Items -
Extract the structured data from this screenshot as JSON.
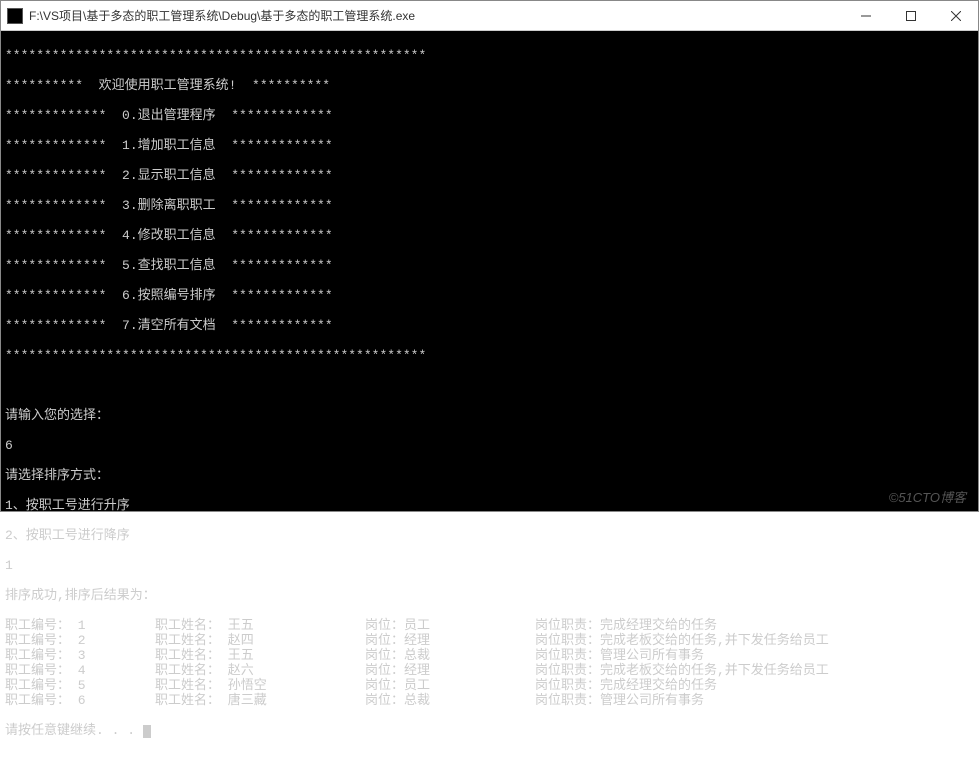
{
  "titlebar": {
    "icon_name": "console-icon",
    "path": "F:\\VS项目\\基于多态的职工管理系统\\Debug\\基于多态的职工管理系统.exe"
  },
  "banner": {
    "line0": "******************************************************",
    "line1": "**********  欢迎使用职工管理系统!  **********",
    "menu": [
      "*************  0.退出管理程序  *************",
      "*************  1.增加职工信息  *************",
      "*************  2.显示职工信息  *************",
      "*************  3.删除离职职工  *************",
      "*************  4.修改职工信息  *************",
      "*************  5.查找职工信息  *************",
      "*************  6.按照编号排序  *************",
      "*************  7.清空所有文档  *************"
    ],
    "line_end": "******************************************************"
  },
  "prompts": {
    "choose": "请输入您的选择：",
    "choice": "6",
    "sort_title": "请选择排序方式：",
    "sort_opt1": "1、按职工号进行升序",
    "sort_opt2": "2、按职工号进行降序",
    "sort_choice": "1",
    "result_title": "排序成功,排序后结果为：",
    "continue": "请按任意键继续. . . "
  },
  "labels": {
    "id": "职工编号：",
    "name": "职工姓名：",
    "pos": "岗位：",
    "duty": "岗位职责："
  },
  "rows": [
    {
      "id": "1",
      "name": "王五",
      "pos": "员工",
      "duty": "完成经理交给的任务"
    },
    {
      "id": "2",
      "name": "赵四",
      "pos": "经理",
      "duty": "完成老板交给的任务,并下发任务给员工"
    },
    {
      "id": "3",
      "name": "王五",
      "pos": "总裁",
      "duty": "管理公司所有事务"
    },
    {
      "id": "4",
      "name": "赵六",
      "pos": "经理",
      "duty": "完成老板交给的任务,并下发任务给员工"
    },
    {
      "id": "5",
      "name": "孙悟空",
      "pos": "员工",
      "duty": "完成经理交给的任务"
    },
    {
      "id": "6",
      "name": "唐三藏",
      "pos": "总裁",
      "duty": "管理公司所有事务"
    }
  ],
  "watermark": "©51CTO博客"
}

Set exercise - Using the material above, retype each entry exactly and omit the pictures.

Output of the exercise -
Extract the structured data from this screenshot as JSON.
{
  "titlebar": {
    "icon_name": "console-icon",
    "path": "F:\\VS项目\\基于多态的职工管理系统\\Debug\\基于多态的职工管理系统.exe"
  },
  "banner": {
    "line0": "******************************************************",
    "line1": "**********  欢迎使用职工管理系统!  **********",
    "menu": [
      "*************  0.退出管理程序  *************",
      "*************  1.增加职工信息  *************",
      "*************  2.显示职工信息  *************",
      "*************  3.删除离职职工  *************",
      "*************  4.修改职工信息  *************",
      "*************  5.查找职工信息  *************",
      "*************  6.按照编号排序  *************",
      "*************  7.清空所有文档  *************"
    ],
    "line_end": "******************************************************"
  },
  "prompts": {
    "choose": "请输入您的选择：",
    "choice": "6",
    "sort_title": "请选择排序方式：",
    "sort_opt1": "1、按职工号进行升序",
    "sort_opt2": "2、按职工号进行降序",
    "sort_choice": "1",
    "result_title": "排序成功,排序后结果为：",
    "continue": "请按任意键继续. . . "
  },
  "labels": {
    "id": "职工编号：",
    "name": "职工姓名：",
    "pos": "岗位：",
    "duty": "岗位职责："
  },
  "rows": [
    {
      "id": "1",
      "name": "王五",
      "pos": "员工",
      "duty": "完成经理交给的任务"
    },
    {
      "id": "2",
      "name": "赵四",
      "pos": "经理",
      "duty": "完成老板交给的任务,并下发任务给员工"
    },
    {
      "id": "3",
      "name": "王五",
      "pos": "总裁",
      "duty": "管理公司所有事务"
    },
    {
      "id": "4",
      "name": "赵六",
      "pos": "经理",
      "duty": "完成老板交给的任务,并下发任务给员工"
    },
    {
      "id": "5",
      "name": "孙悟空",
      "pos": "员工",
      "duty": "完成经理交给的任务"
    },
    {
      "id": "6",
      "name": "唐三藏",
      "pos": "总裁",
      "duty": "管理公司所有事务"
    }
  ],
  "watermark": "©51CTO博客"
}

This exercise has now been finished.